**Directive:** Identify the lines that contain the string "content" and report only how many there are.

**Supplied material:**

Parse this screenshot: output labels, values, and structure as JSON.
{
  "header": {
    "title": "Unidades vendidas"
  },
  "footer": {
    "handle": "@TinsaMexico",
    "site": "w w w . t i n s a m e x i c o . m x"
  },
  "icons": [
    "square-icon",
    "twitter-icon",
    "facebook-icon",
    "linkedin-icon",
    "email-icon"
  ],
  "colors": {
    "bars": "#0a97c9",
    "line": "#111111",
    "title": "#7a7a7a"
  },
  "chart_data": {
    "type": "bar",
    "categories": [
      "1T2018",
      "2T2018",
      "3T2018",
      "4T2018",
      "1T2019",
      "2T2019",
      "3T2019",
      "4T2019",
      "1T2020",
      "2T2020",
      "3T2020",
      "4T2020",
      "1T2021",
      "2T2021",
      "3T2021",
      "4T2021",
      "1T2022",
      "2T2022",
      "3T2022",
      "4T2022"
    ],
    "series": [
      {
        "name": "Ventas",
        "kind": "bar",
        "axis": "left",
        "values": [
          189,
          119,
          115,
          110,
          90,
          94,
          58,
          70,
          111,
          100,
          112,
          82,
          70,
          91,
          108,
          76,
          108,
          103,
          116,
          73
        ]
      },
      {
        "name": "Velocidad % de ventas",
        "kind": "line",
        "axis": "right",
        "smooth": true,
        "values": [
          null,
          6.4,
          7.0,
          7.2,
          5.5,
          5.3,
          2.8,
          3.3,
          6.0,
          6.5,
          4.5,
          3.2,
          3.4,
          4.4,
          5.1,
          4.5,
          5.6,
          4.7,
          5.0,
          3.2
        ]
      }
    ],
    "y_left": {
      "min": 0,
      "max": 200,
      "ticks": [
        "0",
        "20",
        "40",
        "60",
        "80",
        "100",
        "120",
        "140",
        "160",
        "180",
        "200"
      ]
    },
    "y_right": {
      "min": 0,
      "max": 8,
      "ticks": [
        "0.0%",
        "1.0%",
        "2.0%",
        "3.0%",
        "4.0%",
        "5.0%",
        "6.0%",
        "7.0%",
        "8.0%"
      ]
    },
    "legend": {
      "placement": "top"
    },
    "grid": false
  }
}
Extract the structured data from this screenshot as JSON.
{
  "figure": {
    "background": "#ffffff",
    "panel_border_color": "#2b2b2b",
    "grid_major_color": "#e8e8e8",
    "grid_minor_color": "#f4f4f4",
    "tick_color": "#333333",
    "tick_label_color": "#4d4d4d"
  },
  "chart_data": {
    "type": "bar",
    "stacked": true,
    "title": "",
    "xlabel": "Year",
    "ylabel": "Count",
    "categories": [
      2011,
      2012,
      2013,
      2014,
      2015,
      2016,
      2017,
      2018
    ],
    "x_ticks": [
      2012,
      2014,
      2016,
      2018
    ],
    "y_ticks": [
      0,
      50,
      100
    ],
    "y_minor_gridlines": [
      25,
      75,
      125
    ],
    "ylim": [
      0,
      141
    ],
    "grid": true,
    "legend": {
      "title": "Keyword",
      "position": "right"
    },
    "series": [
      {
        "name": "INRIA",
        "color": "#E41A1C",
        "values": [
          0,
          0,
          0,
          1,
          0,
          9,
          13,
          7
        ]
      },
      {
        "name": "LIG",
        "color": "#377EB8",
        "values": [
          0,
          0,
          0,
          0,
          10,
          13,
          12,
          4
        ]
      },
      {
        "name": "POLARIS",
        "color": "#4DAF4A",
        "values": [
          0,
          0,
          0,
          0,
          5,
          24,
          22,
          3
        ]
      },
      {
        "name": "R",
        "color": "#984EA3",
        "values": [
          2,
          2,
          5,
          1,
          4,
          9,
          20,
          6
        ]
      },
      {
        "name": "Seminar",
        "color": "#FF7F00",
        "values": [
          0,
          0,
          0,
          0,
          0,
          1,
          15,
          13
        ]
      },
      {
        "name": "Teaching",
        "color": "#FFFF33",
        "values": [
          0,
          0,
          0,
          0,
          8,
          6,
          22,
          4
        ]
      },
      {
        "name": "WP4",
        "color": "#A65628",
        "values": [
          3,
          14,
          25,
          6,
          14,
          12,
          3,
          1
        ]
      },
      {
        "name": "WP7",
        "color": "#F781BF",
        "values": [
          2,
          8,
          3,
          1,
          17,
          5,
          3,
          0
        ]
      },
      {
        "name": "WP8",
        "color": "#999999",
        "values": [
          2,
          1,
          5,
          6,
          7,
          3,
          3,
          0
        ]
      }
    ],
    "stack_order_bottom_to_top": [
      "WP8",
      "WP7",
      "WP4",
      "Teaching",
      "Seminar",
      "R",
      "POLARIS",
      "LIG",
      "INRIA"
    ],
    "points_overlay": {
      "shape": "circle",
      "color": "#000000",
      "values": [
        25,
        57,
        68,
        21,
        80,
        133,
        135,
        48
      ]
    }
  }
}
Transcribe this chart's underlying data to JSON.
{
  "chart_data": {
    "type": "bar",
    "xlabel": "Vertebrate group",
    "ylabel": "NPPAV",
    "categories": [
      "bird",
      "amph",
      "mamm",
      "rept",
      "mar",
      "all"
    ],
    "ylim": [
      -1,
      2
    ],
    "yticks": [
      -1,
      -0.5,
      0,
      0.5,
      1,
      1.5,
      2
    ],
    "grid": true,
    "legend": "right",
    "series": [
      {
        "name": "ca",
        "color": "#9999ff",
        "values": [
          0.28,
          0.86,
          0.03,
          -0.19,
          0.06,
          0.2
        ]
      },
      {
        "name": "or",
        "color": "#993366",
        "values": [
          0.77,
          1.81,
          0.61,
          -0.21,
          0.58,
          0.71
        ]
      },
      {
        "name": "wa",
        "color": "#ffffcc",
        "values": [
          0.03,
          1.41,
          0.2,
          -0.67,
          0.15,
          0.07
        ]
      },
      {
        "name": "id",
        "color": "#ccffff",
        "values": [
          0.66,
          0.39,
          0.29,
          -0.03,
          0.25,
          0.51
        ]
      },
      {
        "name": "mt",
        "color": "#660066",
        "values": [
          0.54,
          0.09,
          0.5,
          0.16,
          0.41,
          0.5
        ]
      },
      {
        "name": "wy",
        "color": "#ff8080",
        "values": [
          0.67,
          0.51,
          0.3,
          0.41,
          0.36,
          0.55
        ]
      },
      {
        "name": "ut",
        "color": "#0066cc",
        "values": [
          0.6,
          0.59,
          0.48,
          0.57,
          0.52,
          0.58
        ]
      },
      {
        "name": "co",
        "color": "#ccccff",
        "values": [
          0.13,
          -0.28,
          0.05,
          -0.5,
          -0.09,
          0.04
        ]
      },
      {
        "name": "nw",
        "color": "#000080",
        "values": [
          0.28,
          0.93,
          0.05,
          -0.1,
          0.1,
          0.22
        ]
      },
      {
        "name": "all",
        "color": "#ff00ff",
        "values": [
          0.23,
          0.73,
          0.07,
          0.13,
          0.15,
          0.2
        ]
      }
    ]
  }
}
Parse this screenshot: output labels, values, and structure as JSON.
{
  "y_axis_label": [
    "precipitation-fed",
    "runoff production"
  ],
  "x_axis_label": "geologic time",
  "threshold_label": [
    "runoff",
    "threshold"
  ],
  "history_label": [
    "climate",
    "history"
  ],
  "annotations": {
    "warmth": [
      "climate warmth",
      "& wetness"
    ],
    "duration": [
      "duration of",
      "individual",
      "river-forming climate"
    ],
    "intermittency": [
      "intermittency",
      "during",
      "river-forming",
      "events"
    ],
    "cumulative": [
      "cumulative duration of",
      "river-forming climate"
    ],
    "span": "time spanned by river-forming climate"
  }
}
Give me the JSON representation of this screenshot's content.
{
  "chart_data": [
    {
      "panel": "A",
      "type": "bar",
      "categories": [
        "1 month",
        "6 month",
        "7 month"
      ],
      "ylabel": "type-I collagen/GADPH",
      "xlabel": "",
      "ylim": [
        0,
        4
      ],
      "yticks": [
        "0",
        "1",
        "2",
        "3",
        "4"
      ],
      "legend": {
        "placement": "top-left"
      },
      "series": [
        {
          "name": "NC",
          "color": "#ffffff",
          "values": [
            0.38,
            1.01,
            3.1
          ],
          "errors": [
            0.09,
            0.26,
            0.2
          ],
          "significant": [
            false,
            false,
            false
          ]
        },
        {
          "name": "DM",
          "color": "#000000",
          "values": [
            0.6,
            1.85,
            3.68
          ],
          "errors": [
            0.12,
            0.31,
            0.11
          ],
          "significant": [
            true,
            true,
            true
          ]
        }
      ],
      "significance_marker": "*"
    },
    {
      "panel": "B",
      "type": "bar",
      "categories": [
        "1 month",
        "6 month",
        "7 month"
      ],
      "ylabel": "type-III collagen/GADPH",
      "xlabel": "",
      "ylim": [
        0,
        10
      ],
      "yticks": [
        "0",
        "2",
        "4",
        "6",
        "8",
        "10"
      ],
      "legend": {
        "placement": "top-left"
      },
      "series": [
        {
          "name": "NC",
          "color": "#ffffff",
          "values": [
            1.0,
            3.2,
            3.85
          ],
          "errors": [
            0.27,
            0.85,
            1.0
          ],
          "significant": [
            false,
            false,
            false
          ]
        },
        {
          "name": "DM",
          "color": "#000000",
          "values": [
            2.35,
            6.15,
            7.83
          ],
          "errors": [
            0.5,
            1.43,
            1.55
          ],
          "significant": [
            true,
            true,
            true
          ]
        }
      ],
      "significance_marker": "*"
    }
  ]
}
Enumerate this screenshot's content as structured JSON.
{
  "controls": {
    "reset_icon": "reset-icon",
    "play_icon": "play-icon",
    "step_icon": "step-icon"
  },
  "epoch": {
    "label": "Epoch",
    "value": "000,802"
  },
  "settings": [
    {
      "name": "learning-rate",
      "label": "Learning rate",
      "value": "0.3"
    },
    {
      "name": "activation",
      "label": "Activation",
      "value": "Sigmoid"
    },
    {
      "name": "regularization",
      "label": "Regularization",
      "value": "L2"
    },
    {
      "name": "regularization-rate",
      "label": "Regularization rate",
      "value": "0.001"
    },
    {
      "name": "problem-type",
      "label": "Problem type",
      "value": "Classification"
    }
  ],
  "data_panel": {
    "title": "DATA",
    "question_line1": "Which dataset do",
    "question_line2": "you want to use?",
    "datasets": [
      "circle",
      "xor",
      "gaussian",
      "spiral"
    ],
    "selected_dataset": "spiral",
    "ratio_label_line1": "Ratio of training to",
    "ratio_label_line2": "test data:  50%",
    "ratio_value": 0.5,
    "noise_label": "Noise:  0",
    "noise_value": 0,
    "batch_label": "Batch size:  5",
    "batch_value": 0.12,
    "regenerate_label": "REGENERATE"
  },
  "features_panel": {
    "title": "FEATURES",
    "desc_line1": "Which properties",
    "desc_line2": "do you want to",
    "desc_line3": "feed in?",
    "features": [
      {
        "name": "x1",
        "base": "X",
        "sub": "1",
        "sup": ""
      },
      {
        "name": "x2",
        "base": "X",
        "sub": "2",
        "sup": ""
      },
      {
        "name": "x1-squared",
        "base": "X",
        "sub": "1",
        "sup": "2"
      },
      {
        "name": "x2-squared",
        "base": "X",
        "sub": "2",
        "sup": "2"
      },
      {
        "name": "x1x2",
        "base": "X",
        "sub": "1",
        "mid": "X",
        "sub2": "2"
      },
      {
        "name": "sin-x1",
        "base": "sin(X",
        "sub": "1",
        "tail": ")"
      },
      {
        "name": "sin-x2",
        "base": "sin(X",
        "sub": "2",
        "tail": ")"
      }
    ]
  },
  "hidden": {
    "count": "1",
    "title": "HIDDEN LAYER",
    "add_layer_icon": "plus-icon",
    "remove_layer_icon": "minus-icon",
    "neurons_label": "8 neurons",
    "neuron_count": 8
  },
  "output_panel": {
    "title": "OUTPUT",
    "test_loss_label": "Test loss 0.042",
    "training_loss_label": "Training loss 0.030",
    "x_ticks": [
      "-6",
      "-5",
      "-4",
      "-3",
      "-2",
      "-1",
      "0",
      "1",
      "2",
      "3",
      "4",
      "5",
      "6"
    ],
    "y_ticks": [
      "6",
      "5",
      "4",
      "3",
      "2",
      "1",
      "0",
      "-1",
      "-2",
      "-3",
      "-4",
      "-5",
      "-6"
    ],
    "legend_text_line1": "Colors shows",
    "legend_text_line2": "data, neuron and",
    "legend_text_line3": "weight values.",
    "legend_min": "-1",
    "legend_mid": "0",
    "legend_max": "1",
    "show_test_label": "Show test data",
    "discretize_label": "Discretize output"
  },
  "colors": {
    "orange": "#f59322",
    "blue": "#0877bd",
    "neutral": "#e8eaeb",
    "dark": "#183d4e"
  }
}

**The solution:** 2